- [STATED EXERCISE]: Select the lines that hold the word "BLACK" and copy each one.

- [Items from a figure collection]:
========================================
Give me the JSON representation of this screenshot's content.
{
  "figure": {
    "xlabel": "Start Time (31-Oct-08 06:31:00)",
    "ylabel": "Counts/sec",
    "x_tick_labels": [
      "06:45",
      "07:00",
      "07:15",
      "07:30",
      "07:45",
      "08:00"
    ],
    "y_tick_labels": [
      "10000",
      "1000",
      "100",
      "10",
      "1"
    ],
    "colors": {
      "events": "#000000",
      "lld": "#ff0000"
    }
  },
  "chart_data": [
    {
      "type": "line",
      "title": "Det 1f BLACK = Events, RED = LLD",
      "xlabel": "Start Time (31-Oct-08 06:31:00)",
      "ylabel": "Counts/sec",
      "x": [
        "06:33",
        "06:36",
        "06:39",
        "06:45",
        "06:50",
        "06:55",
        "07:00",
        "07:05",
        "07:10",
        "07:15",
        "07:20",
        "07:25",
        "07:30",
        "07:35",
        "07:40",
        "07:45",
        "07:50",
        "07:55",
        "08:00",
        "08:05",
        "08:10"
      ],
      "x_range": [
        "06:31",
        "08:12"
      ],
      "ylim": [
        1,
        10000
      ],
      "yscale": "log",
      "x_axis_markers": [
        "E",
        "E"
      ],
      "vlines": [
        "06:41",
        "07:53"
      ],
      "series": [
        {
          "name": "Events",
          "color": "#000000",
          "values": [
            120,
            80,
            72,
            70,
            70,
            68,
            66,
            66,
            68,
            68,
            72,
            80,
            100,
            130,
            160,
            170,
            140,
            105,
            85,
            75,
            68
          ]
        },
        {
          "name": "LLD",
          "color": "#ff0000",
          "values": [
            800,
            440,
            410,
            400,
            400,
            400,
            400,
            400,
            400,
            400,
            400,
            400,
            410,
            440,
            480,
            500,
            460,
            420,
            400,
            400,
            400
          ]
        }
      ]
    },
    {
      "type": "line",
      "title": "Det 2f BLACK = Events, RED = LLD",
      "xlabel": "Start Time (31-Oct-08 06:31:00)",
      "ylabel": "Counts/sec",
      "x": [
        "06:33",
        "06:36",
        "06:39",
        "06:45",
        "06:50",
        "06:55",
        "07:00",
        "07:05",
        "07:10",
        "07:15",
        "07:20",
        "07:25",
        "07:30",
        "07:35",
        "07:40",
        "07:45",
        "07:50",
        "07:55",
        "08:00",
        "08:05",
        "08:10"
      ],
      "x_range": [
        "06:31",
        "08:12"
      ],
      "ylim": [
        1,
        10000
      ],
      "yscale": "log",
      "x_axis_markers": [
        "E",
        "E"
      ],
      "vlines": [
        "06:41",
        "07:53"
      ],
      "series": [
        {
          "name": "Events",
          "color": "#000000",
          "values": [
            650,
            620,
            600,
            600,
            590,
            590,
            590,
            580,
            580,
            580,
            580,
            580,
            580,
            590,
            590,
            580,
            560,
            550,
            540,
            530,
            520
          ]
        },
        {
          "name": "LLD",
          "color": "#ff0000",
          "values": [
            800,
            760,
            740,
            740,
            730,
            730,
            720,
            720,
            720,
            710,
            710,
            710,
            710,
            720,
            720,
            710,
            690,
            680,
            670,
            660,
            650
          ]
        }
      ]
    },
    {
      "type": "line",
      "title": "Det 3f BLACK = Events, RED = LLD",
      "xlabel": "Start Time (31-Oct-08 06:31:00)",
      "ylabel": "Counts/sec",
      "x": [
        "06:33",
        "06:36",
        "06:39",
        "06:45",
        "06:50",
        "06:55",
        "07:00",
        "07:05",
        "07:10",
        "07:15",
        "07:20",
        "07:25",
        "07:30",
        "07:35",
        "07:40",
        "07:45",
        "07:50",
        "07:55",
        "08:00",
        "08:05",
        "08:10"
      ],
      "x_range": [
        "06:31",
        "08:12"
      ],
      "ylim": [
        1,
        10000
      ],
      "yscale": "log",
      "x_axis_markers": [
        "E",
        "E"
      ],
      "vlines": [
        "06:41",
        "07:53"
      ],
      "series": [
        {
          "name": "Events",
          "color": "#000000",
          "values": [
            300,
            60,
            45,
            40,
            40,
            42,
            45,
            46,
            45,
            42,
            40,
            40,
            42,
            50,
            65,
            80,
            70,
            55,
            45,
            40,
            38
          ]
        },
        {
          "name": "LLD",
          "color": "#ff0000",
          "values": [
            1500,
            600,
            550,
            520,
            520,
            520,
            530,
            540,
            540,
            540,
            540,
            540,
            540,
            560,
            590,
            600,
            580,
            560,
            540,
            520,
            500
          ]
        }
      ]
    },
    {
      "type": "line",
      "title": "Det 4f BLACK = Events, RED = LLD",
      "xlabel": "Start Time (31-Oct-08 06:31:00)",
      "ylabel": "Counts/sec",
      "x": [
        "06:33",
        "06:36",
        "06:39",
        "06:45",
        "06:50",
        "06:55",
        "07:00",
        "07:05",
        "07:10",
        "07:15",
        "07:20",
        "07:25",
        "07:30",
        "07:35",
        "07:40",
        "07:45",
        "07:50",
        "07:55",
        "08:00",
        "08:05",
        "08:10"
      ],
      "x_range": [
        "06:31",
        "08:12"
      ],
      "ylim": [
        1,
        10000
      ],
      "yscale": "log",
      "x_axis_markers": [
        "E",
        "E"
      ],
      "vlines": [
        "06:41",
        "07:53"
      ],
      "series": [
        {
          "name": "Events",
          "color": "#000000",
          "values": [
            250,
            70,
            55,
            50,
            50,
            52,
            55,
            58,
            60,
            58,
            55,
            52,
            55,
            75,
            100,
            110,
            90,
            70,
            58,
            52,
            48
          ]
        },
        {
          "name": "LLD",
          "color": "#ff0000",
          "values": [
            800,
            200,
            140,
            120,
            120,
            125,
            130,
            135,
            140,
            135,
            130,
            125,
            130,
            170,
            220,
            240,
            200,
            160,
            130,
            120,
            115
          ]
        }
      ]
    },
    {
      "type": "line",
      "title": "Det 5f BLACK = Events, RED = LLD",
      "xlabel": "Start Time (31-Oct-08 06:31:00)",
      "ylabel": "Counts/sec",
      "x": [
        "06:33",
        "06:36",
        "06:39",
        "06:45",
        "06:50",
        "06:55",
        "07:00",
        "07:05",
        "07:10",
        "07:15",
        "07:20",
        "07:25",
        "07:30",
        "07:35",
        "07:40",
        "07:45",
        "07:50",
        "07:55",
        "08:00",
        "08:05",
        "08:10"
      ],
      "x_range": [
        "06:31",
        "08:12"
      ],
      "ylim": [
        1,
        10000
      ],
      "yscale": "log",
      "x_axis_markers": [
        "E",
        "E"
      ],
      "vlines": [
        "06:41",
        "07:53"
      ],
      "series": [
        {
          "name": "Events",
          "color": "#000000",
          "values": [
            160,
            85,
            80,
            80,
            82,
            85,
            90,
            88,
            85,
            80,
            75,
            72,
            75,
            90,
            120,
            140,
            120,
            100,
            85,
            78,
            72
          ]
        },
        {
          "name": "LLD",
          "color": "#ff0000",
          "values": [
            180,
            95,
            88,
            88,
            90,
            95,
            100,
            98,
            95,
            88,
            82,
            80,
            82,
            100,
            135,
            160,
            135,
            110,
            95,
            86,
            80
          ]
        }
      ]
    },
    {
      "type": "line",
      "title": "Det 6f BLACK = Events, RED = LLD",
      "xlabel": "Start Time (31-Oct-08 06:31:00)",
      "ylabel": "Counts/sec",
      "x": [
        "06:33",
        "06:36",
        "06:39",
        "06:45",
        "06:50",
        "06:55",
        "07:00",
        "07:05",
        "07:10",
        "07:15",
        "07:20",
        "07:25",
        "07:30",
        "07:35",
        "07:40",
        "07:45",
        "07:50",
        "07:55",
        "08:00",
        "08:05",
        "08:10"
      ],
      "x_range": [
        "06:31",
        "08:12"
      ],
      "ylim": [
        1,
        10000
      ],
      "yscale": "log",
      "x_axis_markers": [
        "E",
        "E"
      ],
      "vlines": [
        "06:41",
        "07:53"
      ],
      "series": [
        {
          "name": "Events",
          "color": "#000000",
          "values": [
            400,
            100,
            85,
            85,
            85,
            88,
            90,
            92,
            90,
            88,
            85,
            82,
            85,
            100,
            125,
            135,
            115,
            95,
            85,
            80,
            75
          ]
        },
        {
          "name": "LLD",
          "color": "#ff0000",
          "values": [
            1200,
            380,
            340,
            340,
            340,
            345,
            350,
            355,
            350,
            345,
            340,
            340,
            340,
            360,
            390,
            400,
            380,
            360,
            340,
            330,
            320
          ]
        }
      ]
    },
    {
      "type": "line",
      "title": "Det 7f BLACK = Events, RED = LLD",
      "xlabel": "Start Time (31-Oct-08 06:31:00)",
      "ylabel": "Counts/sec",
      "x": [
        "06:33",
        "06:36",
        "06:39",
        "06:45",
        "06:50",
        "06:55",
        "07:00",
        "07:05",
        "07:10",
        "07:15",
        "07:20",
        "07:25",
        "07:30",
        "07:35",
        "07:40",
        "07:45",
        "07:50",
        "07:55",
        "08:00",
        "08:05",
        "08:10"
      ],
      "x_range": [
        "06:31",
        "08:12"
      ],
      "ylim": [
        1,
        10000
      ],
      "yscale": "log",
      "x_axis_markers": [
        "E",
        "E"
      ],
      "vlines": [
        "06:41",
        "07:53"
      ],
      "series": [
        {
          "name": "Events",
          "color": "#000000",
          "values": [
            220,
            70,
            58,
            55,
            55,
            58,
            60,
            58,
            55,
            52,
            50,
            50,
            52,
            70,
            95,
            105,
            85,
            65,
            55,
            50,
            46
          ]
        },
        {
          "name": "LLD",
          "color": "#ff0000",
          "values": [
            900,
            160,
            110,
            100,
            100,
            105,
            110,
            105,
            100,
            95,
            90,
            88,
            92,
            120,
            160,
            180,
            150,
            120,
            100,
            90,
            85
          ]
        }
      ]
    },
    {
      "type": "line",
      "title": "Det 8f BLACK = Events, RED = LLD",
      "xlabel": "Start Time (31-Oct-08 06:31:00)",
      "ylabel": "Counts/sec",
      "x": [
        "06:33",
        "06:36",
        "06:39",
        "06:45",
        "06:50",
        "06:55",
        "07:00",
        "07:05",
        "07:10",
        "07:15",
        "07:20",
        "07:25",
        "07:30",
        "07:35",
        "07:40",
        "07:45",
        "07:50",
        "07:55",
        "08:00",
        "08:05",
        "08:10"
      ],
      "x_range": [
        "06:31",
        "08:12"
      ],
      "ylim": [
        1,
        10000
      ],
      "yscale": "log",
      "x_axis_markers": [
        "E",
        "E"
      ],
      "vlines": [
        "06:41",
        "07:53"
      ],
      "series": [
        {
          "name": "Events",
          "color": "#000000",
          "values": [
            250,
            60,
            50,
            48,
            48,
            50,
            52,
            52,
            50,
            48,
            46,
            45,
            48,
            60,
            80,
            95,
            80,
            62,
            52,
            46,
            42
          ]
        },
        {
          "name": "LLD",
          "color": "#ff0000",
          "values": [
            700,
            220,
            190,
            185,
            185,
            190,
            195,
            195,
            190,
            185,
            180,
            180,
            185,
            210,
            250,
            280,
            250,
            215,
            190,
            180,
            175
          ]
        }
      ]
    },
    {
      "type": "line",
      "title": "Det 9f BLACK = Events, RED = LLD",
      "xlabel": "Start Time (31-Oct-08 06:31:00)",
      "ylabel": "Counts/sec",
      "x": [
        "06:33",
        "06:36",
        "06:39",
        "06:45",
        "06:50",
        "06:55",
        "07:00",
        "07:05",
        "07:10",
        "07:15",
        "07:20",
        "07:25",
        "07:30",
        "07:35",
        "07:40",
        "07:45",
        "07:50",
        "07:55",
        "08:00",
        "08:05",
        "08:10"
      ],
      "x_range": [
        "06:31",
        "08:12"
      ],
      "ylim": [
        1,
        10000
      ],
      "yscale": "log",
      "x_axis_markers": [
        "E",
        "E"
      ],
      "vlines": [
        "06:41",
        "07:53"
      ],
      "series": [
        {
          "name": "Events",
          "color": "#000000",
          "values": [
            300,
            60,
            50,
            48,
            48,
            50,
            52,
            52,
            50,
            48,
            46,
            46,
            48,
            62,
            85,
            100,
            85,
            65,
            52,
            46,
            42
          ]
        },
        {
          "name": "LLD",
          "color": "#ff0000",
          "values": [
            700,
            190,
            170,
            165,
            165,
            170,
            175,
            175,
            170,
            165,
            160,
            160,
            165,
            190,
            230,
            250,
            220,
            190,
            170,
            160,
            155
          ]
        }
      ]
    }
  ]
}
========================================
- [FINAL ANSWER]:
      "title": "Det 1f BLACK = Events, RED = LLD",
      "title": "Det 2f BLACK = Events, RED = LLD",
      "title": "Det 3f BLACK = Events, RED = LLD",
      "title": "Det 4f BLACK = Events, RED = LLD",
      "title": "Det 5f BLACK = Events, RED = LLD",
      "title": "Det 6f BLACK = Events, RED = LLD",
      "title": "Det 7f BLACK = Events, RED = LLD",
      "title": "Det 8f BLACK = Events, RED = LLD",
      "title": "Det 9f BLACK = Events, RED = LLD",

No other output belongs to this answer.